# start of The records

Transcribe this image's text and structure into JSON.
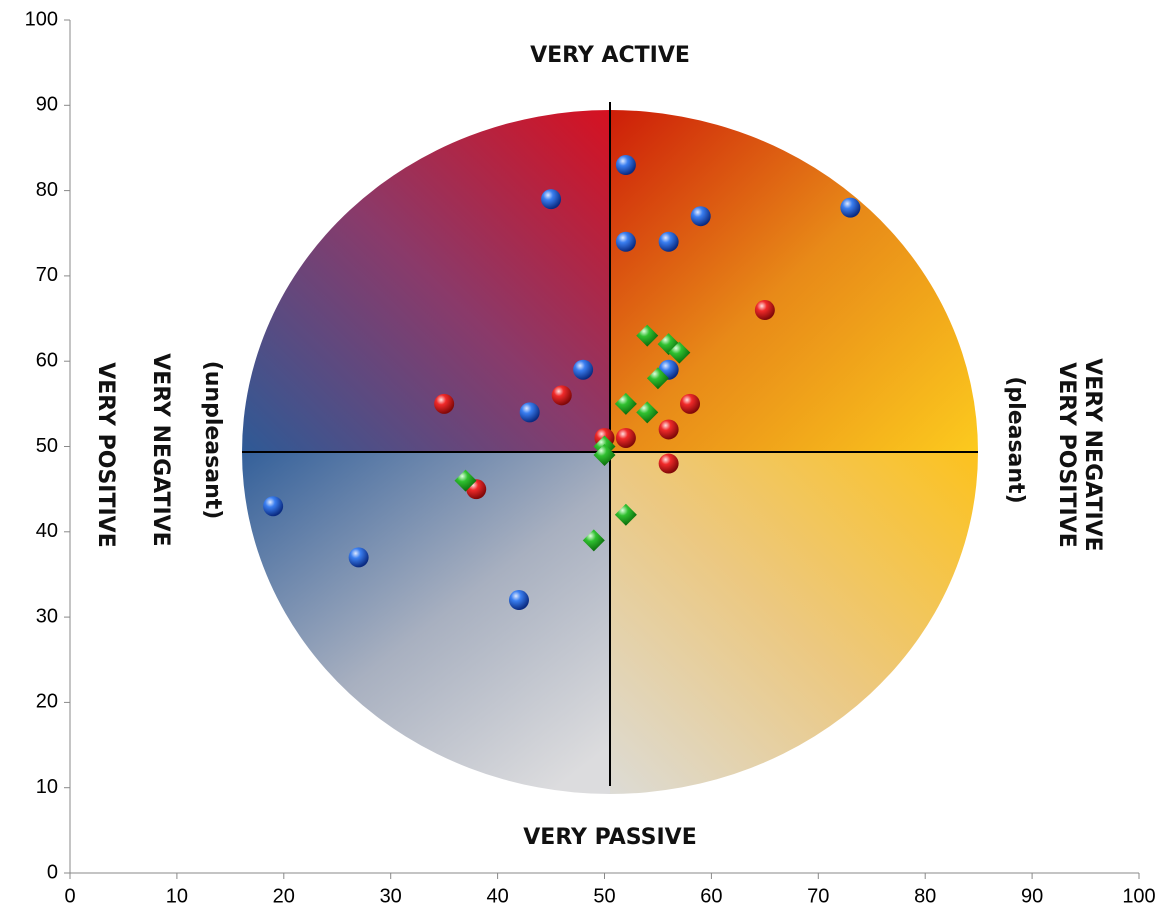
{
  "chart_data": {
    "type": "scatter",
    "xlim": [
      0,
      100
    ],
    "xticks": [
      0,
      10,
      20,
      30,
      40,
      50,
      60,
      70,
      80,
      90,
      100
    ],
    "ylim": [
      0,
      100
    ],
    "yticks": [
      0,
      10,
      20,
      30,
      40,
      50,
      60,
      70,
      80,
      90,
      100
    ],
    "grid": false,
    "annotations": [
      "VERY ACTIVE",
      "VERY PASSIVE",
      "VERY POSITIVE",
      "VERY NEGATIVE",
      "(unpleasant)",
      "VERY NEGATIVE",
      "VERY POSITIVE",
      "(pleasant)"
    ],
    "series": [
      {
        "color": "#1f5fd6",
        "marker": "circle",
        "x": [
          52,
          45,
          52,
          56,
          59,
          73,
          48,
          56,
          43,
          19,
          27,
          42
        ],
        "values": [
          83,
          79,
          74,
          74,
          77,
          78,
          59,
          59,
          54,
          43,
          37,
          32
        ]
      },
      {
        "color": "#e01818",
        "marker": "circle",
        "x": [
          65,
          46,
          35,
          58,
          50,
          52,
          56,
          56,
          38
        ],
        "values": [
          66,
          56,
          55,
          55,
          51,
          51,
          52,
          48,
          45
        ]
      },
      {
        "color": "#20b020",
        "marker": "diamond",
        "x": [
          54,
          56,
          57,
          55,
          52,
          54,
          50,
          50,
          37,
          52,
          49
        ],
        "values": [
          63,
          62,
          61,
          58,
          55,
          54,
          50,
          49,
          46,
          42,
          39
        ]
      }
    ]
  }
}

# end of The records

_Directive:_ Leave out the pictures and print every line of the data exactly.

_Solution for this exercise:_
Transcribe this image's text and structure into JSON.
{
  "chart_data": {
    "type": "scatter",
    "xlim": [
      0,
      100
    ],
    "xticks": [
      0,
      10,
      20,
      30,
      40,
      50,
      60,
      70,
      80,
      90,
      100
    ],
    "ylim": [
      0,
      100
    ],
    "yticks": [
      0,
      10,
      20,
      30,
      40,
      50,
      60,
      70,
      80,
      90,
      100
    ],
    "grid": false,
    "annotations": [
      "VERY ACTIVE",
      "VERY PASSIVE",
      "VERY POSITIVE",
      "VERY NEGATIVE",
      "(unpleasant)",
      "VERY NEGATIVE",
      "VERY POSITIVE",
      "(pleasant)"
    ],
    "series": [
      {
        "color": "#1f5fd6",
        "marker": "circle",
        "x": [
          52,
          45,
          52,
          56,
          59,
          73,
          48,
          56,
          43,
          19,
          27,
          42
        ],
        "values": [
          83,
          79,
          74,
          74,
          77,
          78,
          59,
          59,
          54,
          43,
          37,
          32
        ]
      },
      {
        "color": "#e01818",
        "marker": "circle",
        "x": [
          65,
          46,
          35,
          58,
          50,
          52,
          56,
          56,
          38
        ],
        "values": [
          66,
          56,
          55,
          55,
          51,
          51,
          52,
          48,
          45
        ]
      },
      {
        "color": "#20b020",
        "marker": "diamond",
        "x": [
          54,
          56,
          57,
          55,
          52,
          54,
          50,
          50,
          37,
          52,
          49
        ],
        "values": [
          63,
          62,
          61,
          58,
          55,
          54,
          50,
          49,
          46,
          42,
          39
        ]
      }
    ]
  }
}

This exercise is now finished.